Copy every line of the data that includes the string "title".

### PROVIDED INFORMATION

-=-=-=-=-

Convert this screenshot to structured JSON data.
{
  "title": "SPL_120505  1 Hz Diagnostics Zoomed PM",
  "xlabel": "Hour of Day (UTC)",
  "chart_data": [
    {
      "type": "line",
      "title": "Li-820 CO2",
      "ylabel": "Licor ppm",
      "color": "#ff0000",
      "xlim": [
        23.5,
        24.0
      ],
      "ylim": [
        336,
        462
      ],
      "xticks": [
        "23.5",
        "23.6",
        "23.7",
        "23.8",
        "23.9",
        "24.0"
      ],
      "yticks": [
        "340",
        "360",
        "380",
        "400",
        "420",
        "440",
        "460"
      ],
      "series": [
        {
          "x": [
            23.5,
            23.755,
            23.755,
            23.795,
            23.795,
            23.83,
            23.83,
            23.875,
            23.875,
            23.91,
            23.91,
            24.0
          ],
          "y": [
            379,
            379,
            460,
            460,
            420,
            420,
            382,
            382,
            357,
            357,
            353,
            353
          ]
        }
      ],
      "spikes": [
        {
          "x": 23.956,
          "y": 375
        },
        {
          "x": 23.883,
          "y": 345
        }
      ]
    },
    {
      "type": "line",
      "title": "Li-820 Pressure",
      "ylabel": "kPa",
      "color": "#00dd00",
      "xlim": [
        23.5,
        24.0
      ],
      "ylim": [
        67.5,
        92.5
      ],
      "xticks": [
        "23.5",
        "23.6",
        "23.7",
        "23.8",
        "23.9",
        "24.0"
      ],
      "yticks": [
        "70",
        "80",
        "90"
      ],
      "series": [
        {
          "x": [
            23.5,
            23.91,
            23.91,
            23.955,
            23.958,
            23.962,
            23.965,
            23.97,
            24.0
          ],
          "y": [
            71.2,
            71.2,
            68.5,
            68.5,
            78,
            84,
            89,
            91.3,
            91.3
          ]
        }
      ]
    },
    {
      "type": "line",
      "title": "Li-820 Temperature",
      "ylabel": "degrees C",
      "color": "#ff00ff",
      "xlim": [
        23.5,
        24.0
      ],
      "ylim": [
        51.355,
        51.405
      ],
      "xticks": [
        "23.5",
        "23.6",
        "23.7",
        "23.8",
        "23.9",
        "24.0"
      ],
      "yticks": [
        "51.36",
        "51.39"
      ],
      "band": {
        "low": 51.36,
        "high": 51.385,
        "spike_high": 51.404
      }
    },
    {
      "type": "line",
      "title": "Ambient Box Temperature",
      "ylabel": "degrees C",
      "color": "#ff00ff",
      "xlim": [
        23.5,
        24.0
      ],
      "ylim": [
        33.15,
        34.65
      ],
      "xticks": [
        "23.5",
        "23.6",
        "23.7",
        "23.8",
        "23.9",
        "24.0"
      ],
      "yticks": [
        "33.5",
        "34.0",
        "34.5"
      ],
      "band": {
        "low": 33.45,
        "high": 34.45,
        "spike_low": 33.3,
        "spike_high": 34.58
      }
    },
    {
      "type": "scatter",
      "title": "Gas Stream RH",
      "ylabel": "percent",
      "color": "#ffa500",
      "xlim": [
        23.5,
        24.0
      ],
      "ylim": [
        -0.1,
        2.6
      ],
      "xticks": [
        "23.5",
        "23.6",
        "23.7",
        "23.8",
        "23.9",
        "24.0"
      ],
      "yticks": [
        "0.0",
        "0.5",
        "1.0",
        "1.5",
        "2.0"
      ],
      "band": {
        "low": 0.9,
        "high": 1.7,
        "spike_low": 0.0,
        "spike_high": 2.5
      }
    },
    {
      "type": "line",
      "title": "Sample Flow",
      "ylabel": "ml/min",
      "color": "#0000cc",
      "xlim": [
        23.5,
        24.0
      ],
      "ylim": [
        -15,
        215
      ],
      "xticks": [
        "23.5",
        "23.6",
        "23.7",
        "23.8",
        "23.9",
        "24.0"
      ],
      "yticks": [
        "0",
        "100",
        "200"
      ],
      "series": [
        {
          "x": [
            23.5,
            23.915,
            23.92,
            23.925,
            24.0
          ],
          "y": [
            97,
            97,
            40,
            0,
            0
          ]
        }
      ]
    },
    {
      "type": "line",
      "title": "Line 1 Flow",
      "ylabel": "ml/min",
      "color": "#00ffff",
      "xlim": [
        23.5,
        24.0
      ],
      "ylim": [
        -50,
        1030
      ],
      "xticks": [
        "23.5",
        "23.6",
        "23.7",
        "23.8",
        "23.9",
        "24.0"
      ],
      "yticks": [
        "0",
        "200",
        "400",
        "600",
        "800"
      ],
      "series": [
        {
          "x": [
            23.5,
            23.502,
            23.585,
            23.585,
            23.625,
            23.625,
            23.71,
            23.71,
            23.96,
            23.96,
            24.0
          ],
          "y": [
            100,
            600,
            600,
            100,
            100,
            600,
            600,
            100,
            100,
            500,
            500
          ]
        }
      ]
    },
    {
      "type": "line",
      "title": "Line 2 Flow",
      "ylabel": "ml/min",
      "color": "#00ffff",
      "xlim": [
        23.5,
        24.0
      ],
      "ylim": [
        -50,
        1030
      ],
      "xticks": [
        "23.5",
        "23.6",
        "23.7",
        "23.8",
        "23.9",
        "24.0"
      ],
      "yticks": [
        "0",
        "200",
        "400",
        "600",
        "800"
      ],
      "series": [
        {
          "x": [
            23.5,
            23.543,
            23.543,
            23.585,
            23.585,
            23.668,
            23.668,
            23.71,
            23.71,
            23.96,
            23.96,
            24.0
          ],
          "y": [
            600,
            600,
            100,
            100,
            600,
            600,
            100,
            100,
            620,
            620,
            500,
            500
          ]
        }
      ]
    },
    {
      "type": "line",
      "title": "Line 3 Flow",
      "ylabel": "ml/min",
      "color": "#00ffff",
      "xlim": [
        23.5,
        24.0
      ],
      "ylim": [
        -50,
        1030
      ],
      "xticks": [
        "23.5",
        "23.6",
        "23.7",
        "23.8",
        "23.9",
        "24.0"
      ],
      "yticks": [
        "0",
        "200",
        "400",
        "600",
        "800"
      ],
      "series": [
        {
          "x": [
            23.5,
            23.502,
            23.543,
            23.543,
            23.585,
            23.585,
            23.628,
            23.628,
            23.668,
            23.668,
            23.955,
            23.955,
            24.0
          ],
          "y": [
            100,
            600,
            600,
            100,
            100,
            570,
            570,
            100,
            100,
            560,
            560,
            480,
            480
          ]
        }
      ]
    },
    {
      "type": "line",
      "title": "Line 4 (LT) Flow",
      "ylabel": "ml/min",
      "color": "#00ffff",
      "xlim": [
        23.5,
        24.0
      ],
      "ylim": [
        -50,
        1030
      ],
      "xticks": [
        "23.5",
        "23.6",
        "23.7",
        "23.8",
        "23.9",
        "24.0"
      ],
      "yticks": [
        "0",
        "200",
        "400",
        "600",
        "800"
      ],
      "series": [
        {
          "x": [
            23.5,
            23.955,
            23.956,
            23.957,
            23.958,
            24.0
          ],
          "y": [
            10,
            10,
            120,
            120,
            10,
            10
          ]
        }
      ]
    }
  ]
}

-=-=-=-=-

### COMPLETE RESPONSE
  "title": "SPL_120505  1 Hz Diagnostics Zoomed PM",
      "title": "Li-820 CO2",
      "title": "Li-820 Pressure",
      "title": "Li-820 Temperature",
      "title": "Ambient Box Temperature",
      "title": "Gas Stream RH",
      "title": "Sample Flow",
      "title": "Line 1 Flow",
      "title": "Line 2 Flow",
      "title": "Line 3 Flow",
      "title": "Line 4 (LT) Flow",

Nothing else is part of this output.